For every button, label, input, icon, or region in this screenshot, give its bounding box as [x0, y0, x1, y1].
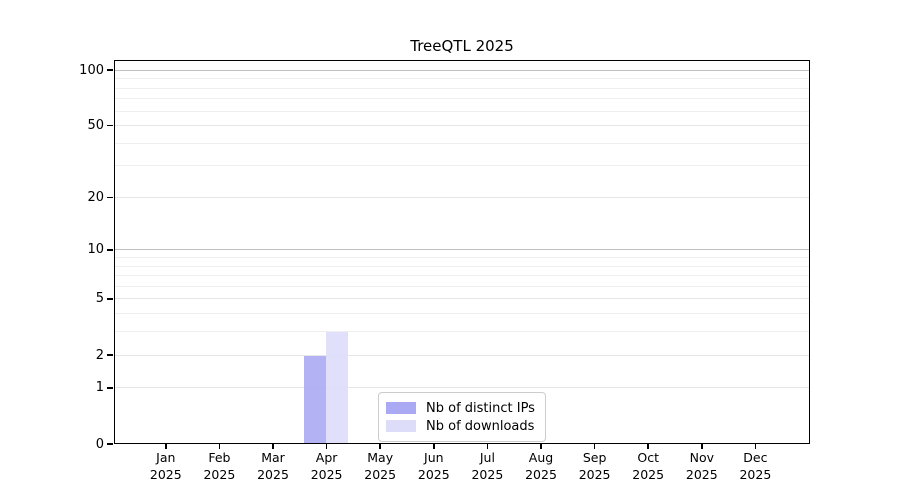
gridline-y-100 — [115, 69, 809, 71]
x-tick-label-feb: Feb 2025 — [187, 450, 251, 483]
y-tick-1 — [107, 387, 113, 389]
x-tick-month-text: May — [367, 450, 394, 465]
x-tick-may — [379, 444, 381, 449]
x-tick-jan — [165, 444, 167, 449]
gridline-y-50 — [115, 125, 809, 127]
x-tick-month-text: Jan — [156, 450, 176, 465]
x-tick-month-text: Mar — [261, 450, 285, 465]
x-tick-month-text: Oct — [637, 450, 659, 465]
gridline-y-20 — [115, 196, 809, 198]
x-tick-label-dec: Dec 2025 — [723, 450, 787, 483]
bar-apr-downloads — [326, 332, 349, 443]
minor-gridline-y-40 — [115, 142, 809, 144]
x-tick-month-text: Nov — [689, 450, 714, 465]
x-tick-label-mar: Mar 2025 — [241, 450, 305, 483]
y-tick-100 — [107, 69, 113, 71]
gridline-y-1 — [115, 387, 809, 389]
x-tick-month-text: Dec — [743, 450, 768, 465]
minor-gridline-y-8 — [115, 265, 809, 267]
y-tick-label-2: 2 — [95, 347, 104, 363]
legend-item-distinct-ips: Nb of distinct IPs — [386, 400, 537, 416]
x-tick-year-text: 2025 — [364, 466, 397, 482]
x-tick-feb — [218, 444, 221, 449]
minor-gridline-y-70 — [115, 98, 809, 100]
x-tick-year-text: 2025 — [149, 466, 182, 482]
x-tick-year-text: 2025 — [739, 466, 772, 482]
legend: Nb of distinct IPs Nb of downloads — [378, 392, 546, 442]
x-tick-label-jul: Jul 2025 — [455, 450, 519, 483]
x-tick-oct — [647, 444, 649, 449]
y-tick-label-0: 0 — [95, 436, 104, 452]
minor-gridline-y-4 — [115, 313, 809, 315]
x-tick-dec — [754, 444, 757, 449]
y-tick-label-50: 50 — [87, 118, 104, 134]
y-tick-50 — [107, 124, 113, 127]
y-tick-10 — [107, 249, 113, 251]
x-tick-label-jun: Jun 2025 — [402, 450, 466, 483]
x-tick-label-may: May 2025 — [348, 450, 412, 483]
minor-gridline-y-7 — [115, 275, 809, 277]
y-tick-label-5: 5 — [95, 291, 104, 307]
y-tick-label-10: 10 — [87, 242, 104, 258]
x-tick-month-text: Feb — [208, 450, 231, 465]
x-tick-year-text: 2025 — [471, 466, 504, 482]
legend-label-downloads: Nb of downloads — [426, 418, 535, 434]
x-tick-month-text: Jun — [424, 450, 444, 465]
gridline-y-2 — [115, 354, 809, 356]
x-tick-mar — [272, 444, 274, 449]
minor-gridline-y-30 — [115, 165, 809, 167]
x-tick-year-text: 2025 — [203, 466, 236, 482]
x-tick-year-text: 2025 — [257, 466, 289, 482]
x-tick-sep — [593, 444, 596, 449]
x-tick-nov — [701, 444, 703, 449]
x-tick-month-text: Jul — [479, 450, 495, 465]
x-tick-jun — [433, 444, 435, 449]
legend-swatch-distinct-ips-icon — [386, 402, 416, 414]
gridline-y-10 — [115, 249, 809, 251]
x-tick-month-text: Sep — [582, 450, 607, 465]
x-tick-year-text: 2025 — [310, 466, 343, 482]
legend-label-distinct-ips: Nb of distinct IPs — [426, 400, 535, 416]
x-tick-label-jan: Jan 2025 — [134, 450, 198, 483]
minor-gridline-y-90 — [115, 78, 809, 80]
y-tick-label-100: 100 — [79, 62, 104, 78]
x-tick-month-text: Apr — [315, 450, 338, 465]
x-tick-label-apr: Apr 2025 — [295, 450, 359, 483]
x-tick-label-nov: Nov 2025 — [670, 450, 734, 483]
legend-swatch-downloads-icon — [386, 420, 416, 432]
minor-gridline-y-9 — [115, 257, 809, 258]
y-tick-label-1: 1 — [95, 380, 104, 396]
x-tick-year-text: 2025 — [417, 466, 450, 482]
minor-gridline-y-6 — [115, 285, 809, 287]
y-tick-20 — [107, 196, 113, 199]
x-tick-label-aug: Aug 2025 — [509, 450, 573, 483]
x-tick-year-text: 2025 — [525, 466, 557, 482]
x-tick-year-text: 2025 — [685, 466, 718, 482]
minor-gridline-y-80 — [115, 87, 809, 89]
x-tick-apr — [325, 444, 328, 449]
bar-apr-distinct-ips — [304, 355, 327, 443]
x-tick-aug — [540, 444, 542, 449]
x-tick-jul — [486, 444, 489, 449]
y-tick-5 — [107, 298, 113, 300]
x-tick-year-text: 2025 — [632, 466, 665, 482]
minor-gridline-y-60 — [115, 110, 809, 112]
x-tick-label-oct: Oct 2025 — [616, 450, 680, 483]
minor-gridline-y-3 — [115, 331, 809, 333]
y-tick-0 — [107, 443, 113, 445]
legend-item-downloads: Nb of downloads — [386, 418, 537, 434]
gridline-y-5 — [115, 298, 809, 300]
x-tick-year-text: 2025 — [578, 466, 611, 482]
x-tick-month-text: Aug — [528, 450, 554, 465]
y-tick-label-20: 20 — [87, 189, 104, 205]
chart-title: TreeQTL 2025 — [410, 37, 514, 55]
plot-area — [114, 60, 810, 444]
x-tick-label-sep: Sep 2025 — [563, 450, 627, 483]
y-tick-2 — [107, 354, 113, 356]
_ _ _ _ _
▶ INSTRUCTIONS FOR THE TASK
Rewrite all the rows above, replacing "Nb of downloads" with "Number of downloads" everywhere and changing nothing else. Leave the pictures out.

▶ TASK RESULT
For every button, label, input, icon, or region in this screenshot, give its bounding box as [x0, y0, x1, y1].
gridline-y-100 — [115, 69, 809, 71]
x-tick-label-feb: Feb 2025 — [187, 450, 251, 483]
y-tick-1 — [107, 387, 113, 389]
x-tick-month-text: May — [367, 450, 394, 465]
x-tick-may — [379, 444, 381, 449]
x-tick-jan — [165, 444, 167, 449]
gridline-y-50 — [115, 125, 809, 127]
x-tick-month-text: Jan — [156, 450, 176, 465]
x-tick-month-text: Mar — [261, 450, 285, 465]
x-tick-month-text: Oct — [637, 450, 659, 465]
gridline-y-20 — [115, 196, 809, 198]
x-tick-label-dec: Dec 2025 — [723, 450, 787, 483]
bar-apr-downloads — [326, 332, 349, 443]
minor-gridline-y-40 — [115, 142, 809, 144]
x-tick-month-text: Nov — [689, 450, 714, 465]
x-tick-label-mar: Mar 2025 — [241, 450, 305, 483]
y-tick-100 — [107, 69, 113, 71]
gridline-y-1 — [115, 387, 809, 389]
x-tick-month-text: Dec — [743, 450, 768, 465]
minor-gridline-y-8 — [115, 265, 809, 267]
y-tick-label-2: 2 — [95, 347, 104, 363]
legend-item-distinct-ips: Nb of distinct IPs — [386, 400, 537, 416]
x-tick-year-text: 2025 — [364, 466, 397, 482]
x-tick-feb — [218, 444, 221, 449]
minor-gridline-y-70 — [115, 98, 809, 100]
x-tick-year-text: 2025 — [149, 466, 182, 482]
x-tick-year-text: 2025 — [739, 466, 772, 482]
legend: Nb of distinct IPs Number of downloads — [378, 392, 546, 442]
x-tick-label-jul: Jul 2025 — [455, 450, 519, 483]
x-tick-oct — [647, 444, 649, 449]
y-tick-label-0: 0 — [95, 436, 104, 452]
minor-gridline-y-4 — [115, 313, 809, 315]
x-tick-dec — [754, 444, 757, 449]
y-tick-label-50: 50 — [87, 118, 104, 134]
y-tick-50 — [107, 124, 113, 127]
y-tick-10 — [107, 249, 113, 251]
x-tick-label-jun: Jun 2025 — [402, 450, 466, 483]
x-tick-label-may: May 2025 — [348, 450, 412, 483]
minor-gridline-y-7 — [115, 275, 809, 277]
y-tick-label-5: 5 — [95, 291, 104, 307]
y-tick-label-10: 10 — [87, 242, 104, 258]
x-tick-month-text: Feb — [208, 450, 231, 465]
x-tick-year-text: 2025 — [471, 466, 504, 482]
legend-label-downloads: Number of downloads — [426, 418, 535, 434]
x-tick-month-text: Jun — [424, 450, 444, 465]
gridline-y-2 — [115, 354, 809, 356]
x-tick-mar — [272, 444, 274, 449]
minor-gridline-y-30 — [115, 165, 809, 167]
x-tick-year-text: 2025 — [203, 466, 236, 482]
x-tick-year-text: 2025 — [257, 466, 289, 482]
x-tick-sep — [593, 444, 596, 449]
x-tick-nov — [701, 444, 703, 449]
x-tick-month-text: Jul — [479, 450, 495, 465]
x-tick-jun — [433, 444, 435, 449]
legend-swatch-distinct-ips-icon — [386, 402, 416, 414]
gridline-y-10 — [115, 249, 809, 251]
x-tick-month-text: Sep — [582, 450, 607, 465]
x-tick-year-text: 2025 — [310, 466, 343, 482]
legend-label-distinct-ips: Nb of distinct IPs — [426, 400, 535, 416]
x-tick-label-jan: Jan 2025 — [134, 450, 198, 483]
minor-gridline-y-90 — [115, 78, 809, 80]
y-tick-label-100: 100 — [79, 62, 104, 78]
x-tick-month-text: Apr — [315, 450, 338, 465]
x-tick-label-apr: Apr 2025 — [295, 450, 359, 483]
x-tick-label-nov: Nov 2025 — [670, 450, 734, 483]
legend-swatch-downloads-icon — [386, 420, 416, 432]
minor-gridline-y-9 — [115, 257, 809, 258]
y-tick-label-1: 1 — [95, 380, 104, 396]
x-tick-year-text: 2025 — [417, 466, 450, 482]
minor-gridline-y-6 — [115, 285, 809, 287]
y-tick-20 — [107, 196, 113, 199]
x-tick-label-aug: Aug 2025 — [509, 450, 573, 483]
x-tick-year-text: 2025 — [525, 466, 557, 482]
x-tick-year-text: 2025 — [685, 466, 718, 482]
minor-gridline-y-80 — [115, 87, 809, 89]
x-tick-apr — [325, 444, 328, 449]
bar-apr-distinct-ips — [304, 355, 327, 443]
x-tick-aug — [540, 444, 542, 449]
x-tick-jul — [486, 444, 489, 449]
y-tick-5 — [107, 298, 113, 300]
x-tick-year-text: 2025 — [632, 466, 665, 482]
minor-gridline-y-60 — [115, 110, 809, 112]
x-tick-label-oct: Oct 2025 — [616, 450, 680, 483]
minor-gridline-y-3 — [115, 331, 809, 333]
y-tick-0 — [107, 443, 113, 445]
legend-item-downloads: Number of downloads — [386, 418, 537, 434]
gridline-y-5 — [115, 298, 809, 300]
x-tick-year-text: 2025 — [578, 466, 611, 482]
x-tick-month-text: Aug — [528, 450, 554, 465]
y-tick-label-20: 20 — [87, 189, 104, 205]
chart-title: TreeQTL 2025 — [410, 37, 514, 55]
plot-area — [114, 60, 810, 444]
x-tick-label-sep: Sep 2025 — [563, 450, 627, 483]
y-tick-2 — [107, 354, 113, 356]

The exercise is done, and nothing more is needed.